— WRITTEN INSTRUCTION —
All lines holding the string "durada" are to be shown.

— MATERIAL SHOWN —
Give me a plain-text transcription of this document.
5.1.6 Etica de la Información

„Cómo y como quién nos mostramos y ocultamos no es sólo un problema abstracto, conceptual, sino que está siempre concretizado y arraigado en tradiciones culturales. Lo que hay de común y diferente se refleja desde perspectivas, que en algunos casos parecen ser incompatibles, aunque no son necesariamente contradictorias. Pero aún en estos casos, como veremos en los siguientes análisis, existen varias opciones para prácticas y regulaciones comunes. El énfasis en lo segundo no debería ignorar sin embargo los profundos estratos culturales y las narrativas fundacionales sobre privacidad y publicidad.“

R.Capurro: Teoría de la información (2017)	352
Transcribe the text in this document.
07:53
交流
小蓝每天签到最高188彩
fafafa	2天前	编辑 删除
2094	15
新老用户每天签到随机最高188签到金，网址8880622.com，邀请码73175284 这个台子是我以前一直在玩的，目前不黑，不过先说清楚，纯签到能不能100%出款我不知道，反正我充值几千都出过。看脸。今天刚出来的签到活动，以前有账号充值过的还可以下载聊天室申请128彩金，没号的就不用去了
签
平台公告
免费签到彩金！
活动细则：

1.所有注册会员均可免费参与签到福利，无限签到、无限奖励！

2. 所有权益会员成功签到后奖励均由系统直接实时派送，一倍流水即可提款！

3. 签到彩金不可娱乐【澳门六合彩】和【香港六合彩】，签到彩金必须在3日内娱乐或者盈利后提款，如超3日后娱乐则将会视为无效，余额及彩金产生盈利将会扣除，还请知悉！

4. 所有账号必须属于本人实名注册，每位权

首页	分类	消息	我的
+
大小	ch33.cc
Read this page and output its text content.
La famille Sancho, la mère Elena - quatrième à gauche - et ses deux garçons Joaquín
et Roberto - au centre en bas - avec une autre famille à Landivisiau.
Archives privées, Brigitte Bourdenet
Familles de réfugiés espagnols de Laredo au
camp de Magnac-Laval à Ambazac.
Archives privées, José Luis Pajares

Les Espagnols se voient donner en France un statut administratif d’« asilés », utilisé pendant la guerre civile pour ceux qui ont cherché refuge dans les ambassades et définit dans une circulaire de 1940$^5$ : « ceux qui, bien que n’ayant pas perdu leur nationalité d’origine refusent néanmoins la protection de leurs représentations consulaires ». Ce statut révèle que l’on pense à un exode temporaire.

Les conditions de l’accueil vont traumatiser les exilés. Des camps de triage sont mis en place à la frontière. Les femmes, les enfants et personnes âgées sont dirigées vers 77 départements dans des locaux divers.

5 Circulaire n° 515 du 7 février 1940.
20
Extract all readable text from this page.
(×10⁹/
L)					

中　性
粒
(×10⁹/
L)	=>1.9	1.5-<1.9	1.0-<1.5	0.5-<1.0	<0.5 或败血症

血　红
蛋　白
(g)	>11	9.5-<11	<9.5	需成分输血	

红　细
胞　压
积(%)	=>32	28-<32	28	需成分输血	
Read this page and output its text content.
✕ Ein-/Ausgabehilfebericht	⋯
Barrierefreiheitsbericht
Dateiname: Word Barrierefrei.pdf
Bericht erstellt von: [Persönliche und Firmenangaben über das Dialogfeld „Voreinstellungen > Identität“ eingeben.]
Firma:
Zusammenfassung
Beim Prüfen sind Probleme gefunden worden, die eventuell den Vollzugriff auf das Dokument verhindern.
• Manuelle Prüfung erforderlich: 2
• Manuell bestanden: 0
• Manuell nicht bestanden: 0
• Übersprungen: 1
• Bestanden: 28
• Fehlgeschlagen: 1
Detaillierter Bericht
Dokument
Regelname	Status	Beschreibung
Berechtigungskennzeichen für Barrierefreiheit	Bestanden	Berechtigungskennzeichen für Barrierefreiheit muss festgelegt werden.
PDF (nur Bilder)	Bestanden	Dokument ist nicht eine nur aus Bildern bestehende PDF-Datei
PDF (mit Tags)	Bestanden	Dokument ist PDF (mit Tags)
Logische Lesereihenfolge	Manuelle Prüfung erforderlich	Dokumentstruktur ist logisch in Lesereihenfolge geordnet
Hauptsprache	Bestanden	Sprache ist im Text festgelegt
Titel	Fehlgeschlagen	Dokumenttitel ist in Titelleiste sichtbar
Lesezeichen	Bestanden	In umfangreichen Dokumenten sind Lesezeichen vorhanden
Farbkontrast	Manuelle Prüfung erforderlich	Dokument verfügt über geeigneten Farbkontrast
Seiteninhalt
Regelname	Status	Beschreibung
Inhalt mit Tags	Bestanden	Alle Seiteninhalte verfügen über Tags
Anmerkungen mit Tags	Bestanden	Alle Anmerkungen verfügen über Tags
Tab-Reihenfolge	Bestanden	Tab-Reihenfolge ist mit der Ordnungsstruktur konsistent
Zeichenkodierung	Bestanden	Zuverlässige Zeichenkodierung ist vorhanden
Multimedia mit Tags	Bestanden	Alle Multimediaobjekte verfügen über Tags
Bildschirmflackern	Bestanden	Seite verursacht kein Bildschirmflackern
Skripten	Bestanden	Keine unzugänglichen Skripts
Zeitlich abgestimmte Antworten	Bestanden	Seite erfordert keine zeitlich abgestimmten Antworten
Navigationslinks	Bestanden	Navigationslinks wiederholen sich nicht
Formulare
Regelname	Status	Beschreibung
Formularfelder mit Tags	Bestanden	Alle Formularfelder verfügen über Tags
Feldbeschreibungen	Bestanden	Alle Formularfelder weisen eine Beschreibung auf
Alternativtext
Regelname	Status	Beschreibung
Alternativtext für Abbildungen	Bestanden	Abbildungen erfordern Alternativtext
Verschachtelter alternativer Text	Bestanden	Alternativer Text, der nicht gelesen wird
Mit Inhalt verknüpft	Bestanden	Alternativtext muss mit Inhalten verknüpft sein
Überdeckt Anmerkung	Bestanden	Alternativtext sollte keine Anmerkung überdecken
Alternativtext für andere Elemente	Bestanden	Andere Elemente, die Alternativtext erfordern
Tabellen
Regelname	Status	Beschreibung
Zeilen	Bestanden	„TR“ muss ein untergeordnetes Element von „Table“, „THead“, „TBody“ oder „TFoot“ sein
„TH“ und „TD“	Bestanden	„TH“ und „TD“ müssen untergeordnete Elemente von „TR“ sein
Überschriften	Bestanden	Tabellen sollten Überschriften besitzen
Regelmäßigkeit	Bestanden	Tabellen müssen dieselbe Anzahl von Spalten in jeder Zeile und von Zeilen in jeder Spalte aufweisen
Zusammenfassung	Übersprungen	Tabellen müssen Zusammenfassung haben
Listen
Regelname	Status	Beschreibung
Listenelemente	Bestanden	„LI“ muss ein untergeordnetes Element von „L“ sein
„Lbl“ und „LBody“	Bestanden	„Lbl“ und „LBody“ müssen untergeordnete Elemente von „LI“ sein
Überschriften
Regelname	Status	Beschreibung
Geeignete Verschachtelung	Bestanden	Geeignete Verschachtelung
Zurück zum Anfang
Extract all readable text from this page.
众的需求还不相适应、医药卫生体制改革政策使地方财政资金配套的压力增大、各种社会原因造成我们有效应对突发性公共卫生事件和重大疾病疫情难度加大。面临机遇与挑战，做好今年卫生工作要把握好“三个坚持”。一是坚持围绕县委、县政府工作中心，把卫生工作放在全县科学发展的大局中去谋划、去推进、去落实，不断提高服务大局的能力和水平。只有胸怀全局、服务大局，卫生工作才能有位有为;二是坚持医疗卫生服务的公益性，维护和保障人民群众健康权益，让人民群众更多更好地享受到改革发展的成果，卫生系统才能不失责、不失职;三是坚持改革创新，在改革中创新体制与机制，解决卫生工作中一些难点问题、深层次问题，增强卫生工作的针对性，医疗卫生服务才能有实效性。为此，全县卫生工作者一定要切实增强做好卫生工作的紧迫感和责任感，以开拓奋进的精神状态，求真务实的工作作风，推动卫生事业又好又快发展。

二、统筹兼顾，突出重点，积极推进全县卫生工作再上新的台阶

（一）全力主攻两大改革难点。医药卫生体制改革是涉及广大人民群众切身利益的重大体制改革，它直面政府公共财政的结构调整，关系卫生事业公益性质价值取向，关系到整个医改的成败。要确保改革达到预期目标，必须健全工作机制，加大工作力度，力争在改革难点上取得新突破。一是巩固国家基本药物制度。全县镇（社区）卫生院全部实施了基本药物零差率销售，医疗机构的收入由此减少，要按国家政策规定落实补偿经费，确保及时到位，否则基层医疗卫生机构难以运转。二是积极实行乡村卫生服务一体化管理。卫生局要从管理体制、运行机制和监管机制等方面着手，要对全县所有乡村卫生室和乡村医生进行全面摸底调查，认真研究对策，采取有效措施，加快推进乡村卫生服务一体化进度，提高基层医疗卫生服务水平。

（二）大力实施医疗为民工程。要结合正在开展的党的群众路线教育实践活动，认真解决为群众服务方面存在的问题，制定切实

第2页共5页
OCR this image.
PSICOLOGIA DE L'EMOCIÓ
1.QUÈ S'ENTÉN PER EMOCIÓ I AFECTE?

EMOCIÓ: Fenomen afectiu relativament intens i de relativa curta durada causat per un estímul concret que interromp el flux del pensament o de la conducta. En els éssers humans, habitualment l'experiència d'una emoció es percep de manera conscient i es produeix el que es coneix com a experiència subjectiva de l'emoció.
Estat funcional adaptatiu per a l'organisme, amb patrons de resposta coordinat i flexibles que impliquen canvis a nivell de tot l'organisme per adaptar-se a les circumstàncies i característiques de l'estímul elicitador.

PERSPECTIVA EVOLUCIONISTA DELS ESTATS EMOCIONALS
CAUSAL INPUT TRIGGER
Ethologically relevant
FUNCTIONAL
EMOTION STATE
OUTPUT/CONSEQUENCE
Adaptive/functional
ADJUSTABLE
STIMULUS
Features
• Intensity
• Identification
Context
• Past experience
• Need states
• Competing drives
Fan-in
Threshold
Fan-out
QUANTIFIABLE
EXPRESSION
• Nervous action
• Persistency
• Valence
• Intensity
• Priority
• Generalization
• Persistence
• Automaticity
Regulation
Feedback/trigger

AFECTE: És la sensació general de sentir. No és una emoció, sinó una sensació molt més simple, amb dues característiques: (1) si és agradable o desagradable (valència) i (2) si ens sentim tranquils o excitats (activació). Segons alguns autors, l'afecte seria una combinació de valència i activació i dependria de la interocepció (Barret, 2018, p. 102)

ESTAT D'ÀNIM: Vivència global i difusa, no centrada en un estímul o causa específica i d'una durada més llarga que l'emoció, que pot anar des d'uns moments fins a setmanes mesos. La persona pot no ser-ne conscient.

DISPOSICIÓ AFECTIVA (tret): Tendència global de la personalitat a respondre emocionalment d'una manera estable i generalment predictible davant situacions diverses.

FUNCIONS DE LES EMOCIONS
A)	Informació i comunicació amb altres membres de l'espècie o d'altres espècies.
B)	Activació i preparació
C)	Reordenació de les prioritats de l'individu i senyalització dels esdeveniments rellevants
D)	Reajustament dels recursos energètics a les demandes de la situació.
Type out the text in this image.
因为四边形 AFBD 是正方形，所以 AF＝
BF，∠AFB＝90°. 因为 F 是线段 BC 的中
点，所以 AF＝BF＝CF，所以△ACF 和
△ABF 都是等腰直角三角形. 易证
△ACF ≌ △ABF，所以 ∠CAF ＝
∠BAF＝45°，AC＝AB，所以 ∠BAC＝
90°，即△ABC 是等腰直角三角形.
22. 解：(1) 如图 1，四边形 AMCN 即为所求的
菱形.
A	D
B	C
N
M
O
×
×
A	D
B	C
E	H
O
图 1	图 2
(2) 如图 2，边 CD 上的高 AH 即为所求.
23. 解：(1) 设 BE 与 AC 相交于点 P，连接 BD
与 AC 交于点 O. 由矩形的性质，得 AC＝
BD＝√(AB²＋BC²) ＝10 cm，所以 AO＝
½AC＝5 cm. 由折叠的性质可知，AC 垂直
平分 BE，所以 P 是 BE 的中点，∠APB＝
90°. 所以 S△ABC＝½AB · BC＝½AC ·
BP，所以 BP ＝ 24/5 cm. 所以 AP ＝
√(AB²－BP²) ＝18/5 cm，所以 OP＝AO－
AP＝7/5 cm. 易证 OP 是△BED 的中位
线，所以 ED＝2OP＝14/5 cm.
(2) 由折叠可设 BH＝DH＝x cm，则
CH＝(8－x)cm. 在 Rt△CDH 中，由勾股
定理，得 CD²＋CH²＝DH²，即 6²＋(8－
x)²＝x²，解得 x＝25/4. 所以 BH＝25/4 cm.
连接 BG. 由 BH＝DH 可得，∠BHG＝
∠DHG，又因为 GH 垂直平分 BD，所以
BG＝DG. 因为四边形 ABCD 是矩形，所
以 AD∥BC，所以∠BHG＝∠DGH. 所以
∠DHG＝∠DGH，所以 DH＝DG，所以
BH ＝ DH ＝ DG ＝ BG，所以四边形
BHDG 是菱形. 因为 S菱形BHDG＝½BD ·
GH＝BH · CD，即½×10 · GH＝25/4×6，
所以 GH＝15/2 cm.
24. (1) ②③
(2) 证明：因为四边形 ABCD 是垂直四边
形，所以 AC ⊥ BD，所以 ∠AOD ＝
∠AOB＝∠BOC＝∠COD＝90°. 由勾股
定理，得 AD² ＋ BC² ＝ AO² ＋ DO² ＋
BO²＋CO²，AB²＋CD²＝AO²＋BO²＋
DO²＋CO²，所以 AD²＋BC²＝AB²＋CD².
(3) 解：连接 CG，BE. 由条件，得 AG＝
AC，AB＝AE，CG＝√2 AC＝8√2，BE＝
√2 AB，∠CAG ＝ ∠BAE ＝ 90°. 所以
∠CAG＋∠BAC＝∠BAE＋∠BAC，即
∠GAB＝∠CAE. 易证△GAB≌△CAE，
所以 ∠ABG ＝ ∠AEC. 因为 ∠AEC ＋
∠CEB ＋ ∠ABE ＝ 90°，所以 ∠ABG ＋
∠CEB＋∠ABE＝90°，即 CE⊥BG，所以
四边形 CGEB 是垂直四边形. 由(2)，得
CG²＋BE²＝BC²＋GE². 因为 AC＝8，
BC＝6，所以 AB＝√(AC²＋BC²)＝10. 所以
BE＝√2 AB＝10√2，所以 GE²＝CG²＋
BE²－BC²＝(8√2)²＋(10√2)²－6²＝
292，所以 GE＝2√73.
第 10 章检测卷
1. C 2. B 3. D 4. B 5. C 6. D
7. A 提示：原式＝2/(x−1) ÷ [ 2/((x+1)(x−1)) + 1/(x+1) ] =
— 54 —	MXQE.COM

— RESPONSE —
EMOCIÓ: Fenomen afectiu relativament intens i de relativa curta durada causat per un estímul concret que interromp el flux del pensament o de la conducta. En els éssers humans, habitualment l'experiència d'una emoció es percep de manera conscient i es produeix el que es coneix com a experiència subjectiva de l'emoció.
ESTAT D'ÀNIM: Vivència global i difusa, no centrada en un estímul o causa específica i d'una durada més llarga que l'emoció, que pot anar des d'uns moments fins a setmanes mesos. La persona pot no ser-ne conscient.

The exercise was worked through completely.